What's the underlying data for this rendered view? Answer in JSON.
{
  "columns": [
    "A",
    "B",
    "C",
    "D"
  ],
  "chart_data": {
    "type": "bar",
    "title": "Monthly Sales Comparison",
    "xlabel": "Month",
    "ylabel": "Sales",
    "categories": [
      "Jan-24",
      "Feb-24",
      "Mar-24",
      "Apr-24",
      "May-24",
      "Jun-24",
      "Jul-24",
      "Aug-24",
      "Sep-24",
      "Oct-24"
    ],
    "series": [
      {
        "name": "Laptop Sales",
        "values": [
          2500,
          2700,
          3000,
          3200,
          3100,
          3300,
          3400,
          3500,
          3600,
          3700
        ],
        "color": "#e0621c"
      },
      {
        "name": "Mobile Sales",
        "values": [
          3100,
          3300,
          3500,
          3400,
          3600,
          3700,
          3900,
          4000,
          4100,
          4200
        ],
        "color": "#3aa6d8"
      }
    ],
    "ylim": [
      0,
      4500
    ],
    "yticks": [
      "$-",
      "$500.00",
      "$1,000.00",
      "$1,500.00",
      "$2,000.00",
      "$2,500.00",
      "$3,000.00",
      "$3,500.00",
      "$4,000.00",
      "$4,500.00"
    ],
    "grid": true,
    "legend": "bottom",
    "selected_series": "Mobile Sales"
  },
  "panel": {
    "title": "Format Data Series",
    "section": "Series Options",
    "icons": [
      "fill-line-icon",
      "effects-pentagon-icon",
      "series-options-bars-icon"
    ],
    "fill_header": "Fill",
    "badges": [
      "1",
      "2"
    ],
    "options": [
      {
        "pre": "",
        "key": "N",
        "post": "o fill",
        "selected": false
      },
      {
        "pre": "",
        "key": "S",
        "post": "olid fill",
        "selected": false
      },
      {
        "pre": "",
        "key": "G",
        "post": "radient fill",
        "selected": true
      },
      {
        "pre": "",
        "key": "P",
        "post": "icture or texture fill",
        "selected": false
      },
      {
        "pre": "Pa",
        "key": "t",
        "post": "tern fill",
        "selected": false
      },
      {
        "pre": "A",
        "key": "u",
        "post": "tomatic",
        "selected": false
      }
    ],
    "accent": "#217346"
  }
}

+===+

* _Your task_: Reproduce each entry word for word.

* _Final result_:
What's the underlying data for this rendered view? Answer in JSON.
{
  "columns": [
    "A",
    "B",
    "C",
    "D"
  ],
  "chart_data": {
    "type": "bar",
    "title": "Monthly Sales Comparison",
    "xlabel": "Month",
    "ylabel": "Sales",
    "categories": [
      "Jan-24",
      "Feb-24",
      "Mar-24",
      "Apr-24",
      "May-24",
      "Jun-24",
      "Jul-24",
      "Aug-24",
      "Sep-24",
      "Oct-24"
    ],
    "series": [
      {
        "name": "Laptop Sales",
        "values": [
          2500,
          2700,
          3000,
          3200,
          3100,
          3300,
          3400,
          3500,
          3600,
          3700
        ],
        "color": "#e0621c"
      },
      {
        "name": "Mobile Sales",
        "values": [
          3100,
          3300,
          3500,
          3400,
          3600,
          3700,
          3900,
          4000,
          4100,
          4200
        ],
        "color": "#3aa6d8"
      }
    ],
    "ylim": [
      0,
      4500
    ],
    "yticks": [
      "$-",
      "$500.00",
      "$1,000.00",
      "$1,500.00",
      "$2,000.00",
      "$2,500.00",
      "$3,000.00",
      "$3,500.00",
      "$4,000.00",
      "$4,500.00"
    ],
    "grid": true,
    "legend": "bottom",
    "selected_series": "Mobile Sales"
  },
  "panel": {
    "title": "Format Data Series",
    "section": "Series Options",
    "icons": [
      "fill-line-icon",
      "effects-pentagon-icon",
      "series-options-bars-icon"
    ],
    "fill_header": "Fill",
    "badges": [
      "1",
      "2"
    ],
    "options": [
      {
        "pre": "",
        "key": "N",
        "post": "o fill",
        "selected": false
      },
      {
        "pre": "",
        "key": "S",
        "post": "olid fill",
        "selected": false
      },
      {
        "pre": "",
        "key": "G",
        "post": "radient fill",
        "selected": true
      },
      {
        "pre": "",
        "key": "P",
        "post": "icture or texture fill",
        "selected": false
      },
      {
        "pre": "Pa",
        "key": "t",
        "post": "tern fill",
        "selected": false
      },
      {
        "pre": "A",
        "key": "u",
        "post": "tomatic",
        "selected": false
      }
    ],
    "accent": "#217346"
  }
}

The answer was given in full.